**Goal**
Quote the data below in full, please, without altering anything.

**Record list**
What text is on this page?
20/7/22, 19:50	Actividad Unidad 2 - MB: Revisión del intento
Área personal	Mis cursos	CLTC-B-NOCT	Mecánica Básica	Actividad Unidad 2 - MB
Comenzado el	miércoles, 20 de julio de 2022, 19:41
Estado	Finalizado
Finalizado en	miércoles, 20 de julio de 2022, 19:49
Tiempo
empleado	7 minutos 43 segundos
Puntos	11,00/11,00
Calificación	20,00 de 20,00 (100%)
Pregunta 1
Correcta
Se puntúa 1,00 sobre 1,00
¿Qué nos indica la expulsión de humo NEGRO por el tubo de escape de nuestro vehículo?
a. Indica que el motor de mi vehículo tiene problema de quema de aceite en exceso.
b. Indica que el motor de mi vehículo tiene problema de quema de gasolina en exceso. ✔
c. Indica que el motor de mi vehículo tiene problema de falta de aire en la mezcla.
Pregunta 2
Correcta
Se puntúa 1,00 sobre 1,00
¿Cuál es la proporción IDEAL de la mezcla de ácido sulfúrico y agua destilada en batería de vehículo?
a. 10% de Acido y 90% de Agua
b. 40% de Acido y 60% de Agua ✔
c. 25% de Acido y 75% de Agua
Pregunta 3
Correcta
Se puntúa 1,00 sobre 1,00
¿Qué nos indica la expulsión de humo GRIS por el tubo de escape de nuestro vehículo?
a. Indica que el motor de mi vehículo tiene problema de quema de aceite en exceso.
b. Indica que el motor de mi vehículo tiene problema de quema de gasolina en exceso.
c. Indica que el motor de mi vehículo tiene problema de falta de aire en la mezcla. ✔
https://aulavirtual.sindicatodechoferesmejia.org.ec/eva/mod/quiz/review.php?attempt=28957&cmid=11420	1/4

**Exercise response**
What text is on this page?
20/7/22, 19:50	Actividad Unidad 2 - MB: Revisión del intento
Área personal	Mis cursos	CLTC-B-NOCT	Mecánica Básica	Actividad Unidad 2 - MB
Comenzado el	miércoles, 20 de julio de 2022, 19:41
Estado	Finalizado
Finalizado en	miércoles, 20 de julio de 2022, 19:49
Tiempo
empleado	7 minutos 43 segundos
Puntos	11,00/11,00
Calificación	20,00 de 20,00 (100%)
Pregunta 1
Correcta
Se puntúa 1,00 sobre 1,00
¿Qué nos indica la expulsión de humo NEGRO por el tubo de escape de nuestro vehículo?
a. Indica que el motor de mi vehículo tiene problema de quema de aceite en exceso.
b. Indica que el motor de mi vehículo tiene problema de quema de gasolina en exceso. ✔
c. Indica que el motor de mi vehículo tiene problema de falta de aire en la mezcla.
Pregunta 2
Correcta
Se puntúa 1,00 sobre 1,00
¿Cuál es la proporción IDEAL de la mezcla de ácido sulfúrico y agua destilada en batería de vehículo?
a. 10% de Acido y 90% de Agua
b. 40% de Acido y 60% de Agua ✔
c. 25% de Acido y 75% de Agua
Pregunta 3
Correcta
Se puntúa 1,00 sobre 1,00
¿Qué nos indica la expulsión de humo GRIS por el tubo de escape de nuestro vehículo?
a. Indica que el motor de mi vehículo tiene problema de quema de aceite en exceso.
b. Indica que el motor de mi vehículo tiene problema de quema de gasolina en exceso.
c. Indica que el motor de mi vehículo tiene problema de falta de aire en la mezcla. ✔
https://aulavirtual.sindicatodechoferesmejia.org.ec/eva/mod/quiz/review.php?attempt=28957&cmid=11420	1/4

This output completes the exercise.